Raw data:
[Start]
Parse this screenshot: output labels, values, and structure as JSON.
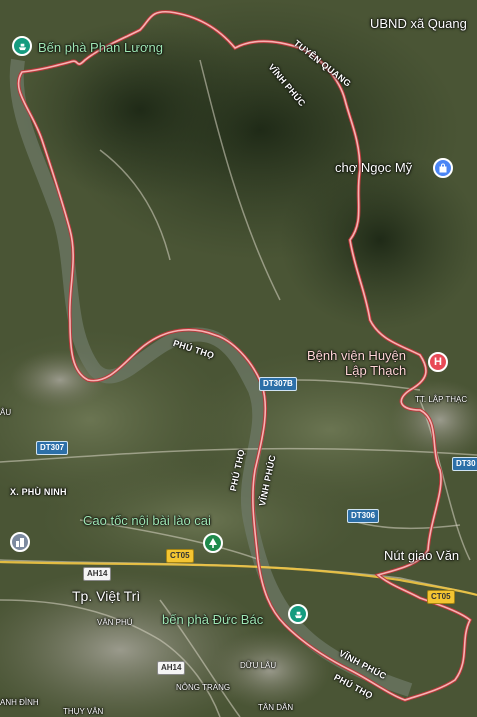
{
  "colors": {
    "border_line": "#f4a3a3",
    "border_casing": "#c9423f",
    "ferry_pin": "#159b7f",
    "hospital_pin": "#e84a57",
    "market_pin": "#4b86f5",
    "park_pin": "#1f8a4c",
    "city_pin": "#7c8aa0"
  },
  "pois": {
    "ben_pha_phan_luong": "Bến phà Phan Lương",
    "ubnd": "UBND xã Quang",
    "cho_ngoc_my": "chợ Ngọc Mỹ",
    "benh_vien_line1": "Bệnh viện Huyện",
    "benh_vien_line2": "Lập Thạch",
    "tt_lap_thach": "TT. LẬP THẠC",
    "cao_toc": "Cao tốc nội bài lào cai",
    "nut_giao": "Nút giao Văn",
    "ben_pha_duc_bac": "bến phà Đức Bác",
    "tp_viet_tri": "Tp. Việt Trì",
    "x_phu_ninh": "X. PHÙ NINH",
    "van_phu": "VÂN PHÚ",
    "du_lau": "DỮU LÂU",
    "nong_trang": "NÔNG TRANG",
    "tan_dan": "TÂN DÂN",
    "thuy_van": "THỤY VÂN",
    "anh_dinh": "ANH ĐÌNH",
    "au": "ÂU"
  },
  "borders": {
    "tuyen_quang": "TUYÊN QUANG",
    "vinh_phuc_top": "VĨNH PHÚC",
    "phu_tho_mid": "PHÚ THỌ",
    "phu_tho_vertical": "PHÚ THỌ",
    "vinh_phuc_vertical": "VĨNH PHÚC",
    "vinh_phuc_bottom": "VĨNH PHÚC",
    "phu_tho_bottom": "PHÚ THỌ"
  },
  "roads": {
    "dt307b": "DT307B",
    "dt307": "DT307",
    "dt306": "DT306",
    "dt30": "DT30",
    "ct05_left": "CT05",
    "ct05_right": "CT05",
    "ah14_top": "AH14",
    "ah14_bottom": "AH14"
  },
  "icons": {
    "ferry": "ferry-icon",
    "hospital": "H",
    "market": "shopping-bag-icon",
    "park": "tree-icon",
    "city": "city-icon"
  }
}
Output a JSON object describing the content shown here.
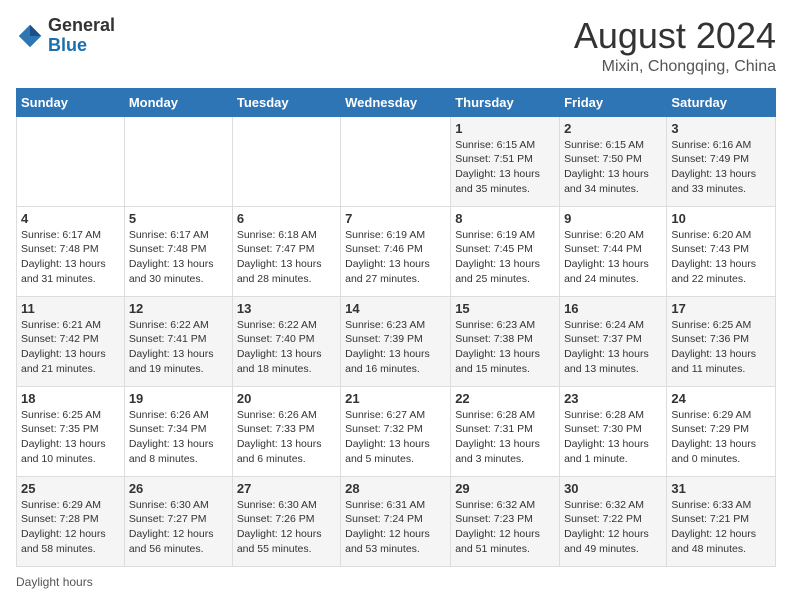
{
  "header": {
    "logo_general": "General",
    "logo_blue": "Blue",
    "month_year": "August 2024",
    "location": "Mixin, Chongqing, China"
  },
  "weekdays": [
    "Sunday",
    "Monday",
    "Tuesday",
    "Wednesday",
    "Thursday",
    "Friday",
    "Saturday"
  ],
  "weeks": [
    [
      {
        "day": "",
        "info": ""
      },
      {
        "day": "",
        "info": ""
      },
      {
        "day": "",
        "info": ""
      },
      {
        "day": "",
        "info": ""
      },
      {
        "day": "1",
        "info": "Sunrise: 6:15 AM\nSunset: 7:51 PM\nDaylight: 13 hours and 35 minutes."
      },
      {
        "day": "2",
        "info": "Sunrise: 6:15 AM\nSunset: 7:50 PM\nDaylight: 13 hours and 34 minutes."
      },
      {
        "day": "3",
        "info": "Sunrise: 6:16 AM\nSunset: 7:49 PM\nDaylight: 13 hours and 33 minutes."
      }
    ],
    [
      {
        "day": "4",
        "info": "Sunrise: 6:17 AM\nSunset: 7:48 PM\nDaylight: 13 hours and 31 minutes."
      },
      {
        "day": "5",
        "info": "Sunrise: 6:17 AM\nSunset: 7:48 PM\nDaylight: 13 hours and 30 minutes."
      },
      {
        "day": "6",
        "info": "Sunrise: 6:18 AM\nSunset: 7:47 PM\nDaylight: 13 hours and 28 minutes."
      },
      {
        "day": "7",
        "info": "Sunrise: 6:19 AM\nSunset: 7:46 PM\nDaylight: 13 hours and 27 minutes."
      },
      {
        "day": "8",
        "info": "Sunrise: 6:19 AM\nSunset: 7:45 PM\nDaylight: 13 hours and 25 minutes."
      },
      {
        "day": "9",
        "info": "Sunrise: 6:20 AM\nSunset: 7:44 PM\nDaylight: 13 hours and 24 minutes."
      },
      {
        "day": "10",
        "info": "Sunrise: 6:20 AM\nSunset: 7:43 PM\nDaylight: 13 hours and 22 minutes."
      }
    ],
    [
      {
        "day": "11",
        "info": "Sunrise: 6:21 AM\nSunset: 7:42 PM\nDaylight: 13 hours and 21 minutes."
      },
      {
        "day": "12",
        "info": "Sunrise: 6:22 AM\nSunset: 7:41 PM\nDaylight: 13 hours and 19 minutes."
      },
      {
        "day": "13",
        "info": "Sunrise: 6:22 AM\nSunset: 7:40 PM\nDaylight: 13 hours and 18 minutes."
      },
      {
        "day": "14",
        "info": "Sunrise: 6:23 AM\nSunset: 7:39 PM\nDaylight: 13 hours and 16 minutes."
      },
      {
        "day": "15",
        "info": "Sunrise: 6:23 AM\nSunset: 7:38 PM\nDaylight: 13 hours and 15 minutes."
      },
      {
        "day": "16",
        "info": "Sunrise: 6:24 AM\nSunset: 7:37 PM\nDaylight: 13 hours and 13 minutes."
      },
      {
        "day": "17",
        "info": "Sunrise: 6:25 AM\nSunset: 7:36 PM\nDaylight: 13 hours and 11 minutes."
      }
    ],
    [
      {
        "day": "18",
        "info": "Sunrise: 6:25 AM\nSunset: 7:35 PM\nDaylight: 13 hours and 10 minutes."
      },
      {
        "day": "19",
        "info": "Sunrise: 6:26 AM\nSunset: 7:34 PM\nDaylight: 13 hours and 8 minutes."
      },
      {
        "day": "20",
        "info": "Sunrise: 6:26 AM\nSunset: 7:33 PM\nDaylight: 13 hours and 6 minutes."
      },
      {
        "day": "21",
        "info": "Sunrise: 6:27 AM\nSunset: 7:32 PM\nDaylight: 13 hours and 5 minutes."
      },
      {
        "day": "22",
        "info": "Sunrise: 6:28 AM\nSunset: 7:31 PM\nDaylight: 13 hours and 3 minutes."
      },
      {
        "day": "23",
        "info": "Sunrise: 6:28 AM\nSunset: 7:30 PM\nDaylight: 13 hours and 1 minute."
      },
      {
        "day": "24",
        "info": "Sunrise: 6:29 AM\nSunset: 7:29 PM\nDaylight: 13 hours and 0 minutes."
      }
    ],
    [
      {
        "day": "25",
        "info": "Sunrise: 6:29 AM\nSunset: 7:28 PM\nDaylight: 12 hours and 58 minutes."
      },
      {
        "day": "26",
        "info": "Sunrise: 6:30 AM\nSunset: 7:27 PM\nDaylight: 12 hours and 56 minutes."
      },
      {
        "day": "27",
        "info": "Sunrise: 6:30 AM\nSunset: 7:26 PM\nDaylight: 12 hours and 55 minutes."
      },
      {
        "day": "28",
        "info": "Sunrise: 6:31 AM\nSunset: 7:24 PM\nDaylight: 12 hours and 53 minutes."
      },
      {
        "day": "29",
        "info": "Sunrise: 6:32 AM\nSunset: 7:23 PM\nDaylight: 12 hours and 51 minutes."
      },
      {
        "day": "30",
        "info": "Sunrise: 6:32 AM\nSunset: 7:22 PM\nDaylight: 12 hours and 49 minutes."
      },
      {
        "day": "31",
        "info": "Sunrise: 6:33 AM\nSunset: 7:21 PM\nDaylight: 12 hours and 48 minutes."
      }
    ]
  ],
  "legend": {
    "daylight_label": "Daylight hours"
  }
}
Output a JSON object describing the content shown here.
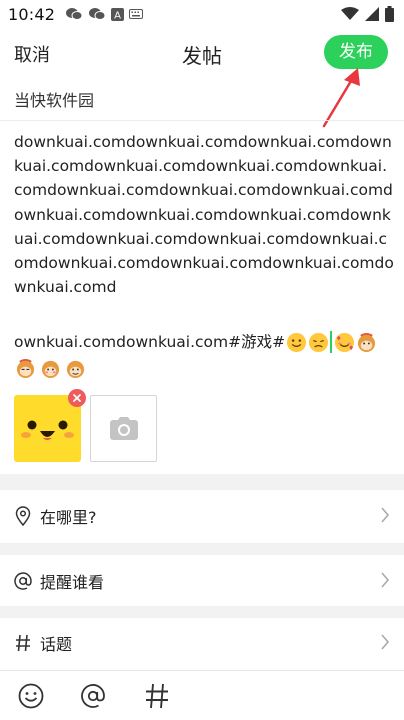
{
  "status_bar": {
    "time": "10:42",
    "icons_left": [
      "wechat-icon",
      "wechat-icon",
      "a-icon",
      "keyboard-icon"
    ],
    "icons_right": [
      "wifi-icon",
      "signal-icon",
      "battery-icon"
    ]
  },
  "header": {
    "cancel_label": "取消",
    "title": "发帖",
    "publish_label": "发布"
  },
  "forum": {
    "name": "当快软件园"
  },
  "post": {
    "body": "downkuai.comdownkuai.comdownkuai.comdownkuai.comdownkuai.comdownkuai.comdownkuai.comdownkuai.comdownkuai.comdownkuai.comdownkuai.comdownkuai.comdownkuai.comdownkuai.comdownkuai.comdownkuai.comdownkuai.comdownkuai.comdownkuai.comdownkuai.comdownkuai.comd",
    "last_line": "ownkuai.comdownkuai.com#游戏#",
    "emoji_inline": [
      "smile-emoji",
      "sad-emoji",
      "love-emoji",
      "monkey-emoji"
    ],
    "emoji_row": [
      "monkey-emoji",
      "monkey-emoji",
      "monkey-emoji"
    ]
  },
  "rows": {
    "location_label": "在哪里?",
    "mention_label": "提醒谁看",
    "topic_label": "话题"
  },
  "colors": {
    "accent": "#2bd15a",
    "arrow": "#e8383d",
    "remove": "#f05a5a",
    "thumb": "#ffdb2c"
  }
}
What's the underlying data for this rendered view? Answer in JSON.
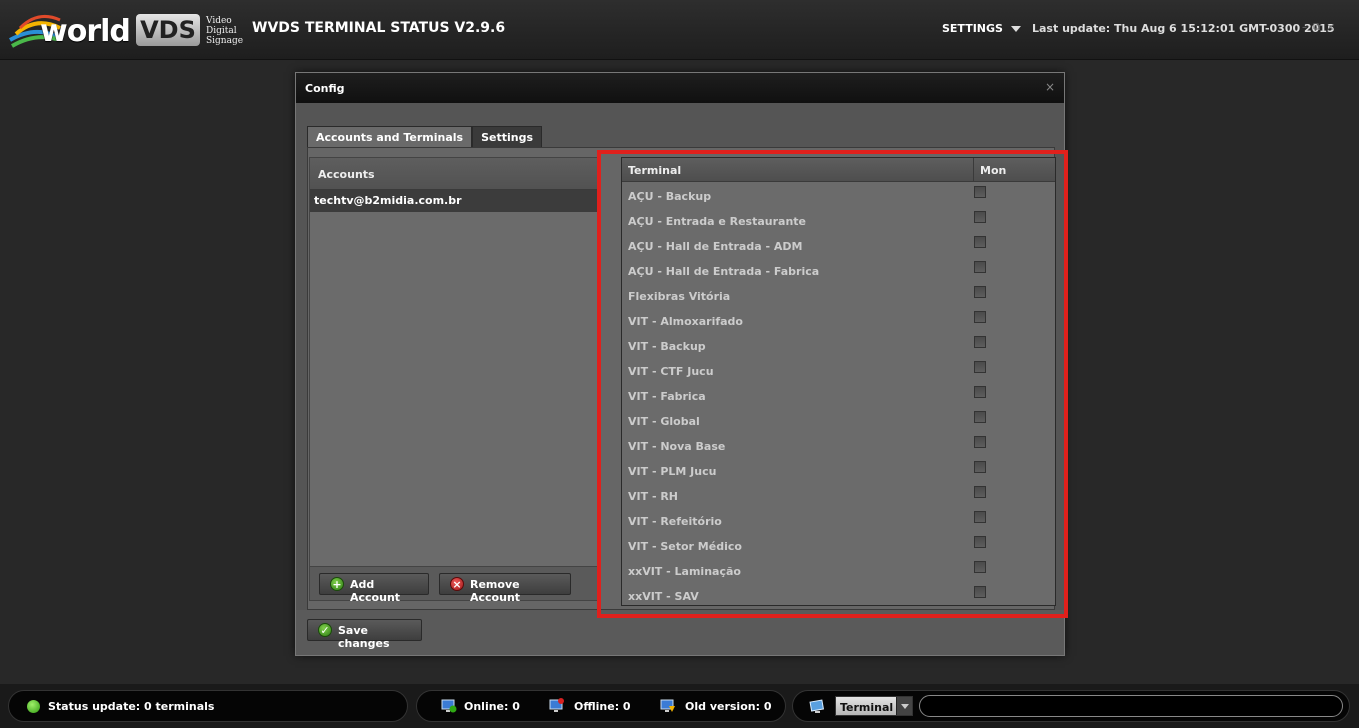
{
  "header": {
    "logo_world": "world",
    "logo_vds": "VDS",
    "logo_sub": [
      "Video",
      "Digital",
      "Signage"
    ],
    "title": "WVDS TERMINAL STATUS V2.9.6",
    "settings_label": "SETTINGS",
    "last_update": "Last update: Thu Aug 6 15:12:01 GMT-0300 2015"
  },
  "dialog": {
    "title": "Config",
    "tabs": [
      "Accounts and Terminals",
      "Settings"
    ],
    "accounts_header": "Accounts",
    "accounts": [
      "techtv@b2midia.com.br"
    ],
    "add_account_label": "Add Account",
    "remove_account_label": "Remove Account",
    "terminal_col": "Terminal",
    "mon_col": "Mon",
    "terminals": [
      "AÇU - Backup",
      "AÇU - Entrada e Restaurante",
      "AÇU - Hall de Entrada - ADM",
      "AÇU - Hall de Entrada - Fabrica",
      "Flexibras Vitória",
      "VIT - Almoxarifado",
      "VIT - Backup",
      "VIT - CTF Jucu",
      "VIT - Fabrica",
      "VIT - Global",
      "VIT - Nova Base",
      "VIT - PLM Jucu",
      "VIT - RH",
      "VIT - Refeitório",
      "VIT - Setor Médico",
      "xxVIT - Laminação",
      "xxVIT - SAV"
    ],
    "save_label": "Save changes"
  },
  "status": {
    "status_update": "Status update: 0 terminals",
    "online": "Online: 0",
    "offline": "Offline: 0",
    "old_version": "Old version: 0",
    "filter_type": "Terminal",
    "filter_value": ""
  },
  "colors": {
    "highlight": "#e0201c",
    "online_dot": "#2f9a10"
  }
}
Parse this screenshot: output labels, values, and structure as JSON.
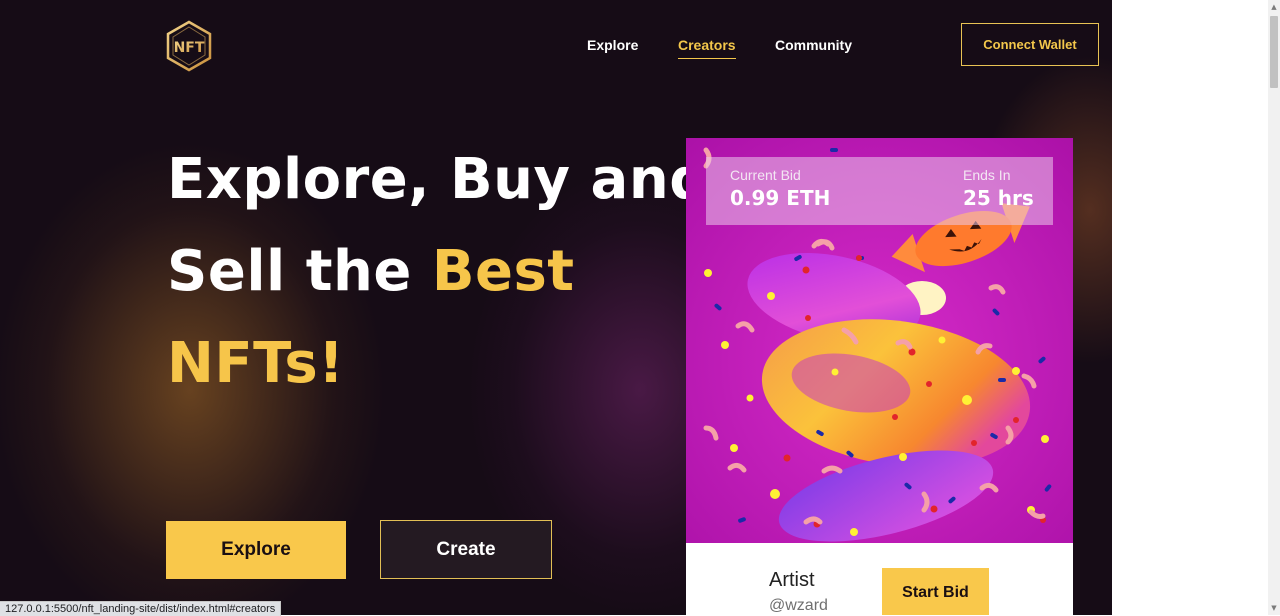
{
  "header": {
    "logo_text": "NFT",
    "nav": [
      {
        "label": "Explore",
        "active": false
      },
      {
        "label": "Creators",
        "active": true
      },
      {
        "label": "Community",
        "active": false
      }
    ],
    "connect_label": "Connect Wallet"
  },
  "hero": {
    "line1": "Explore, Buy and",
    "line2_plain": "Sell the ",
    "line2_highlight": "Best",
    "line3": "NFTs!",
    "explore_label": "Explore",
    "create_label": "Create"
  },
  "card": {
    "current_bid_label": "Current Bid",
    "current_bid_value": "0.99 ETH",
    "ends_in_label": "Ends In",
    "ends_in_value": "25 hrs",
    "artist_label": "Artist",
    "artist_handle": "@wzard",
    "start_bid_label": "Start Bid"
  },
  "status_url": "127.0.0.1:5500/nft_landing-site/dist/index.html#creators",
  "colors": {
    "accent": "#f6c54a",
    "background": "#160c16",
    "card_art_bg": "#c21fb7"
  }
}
[End]
Task to complete:
Every line that holds the word "VĨNH" should be extracted.

Result for this exercise:
    "vinh_phuc_top": "VĨNH PHÚC",
    "vinh_phuc_vertical": "VĨNH PHÚC",
    "vinh_phuc_bottom": "VĨNH PHÚC",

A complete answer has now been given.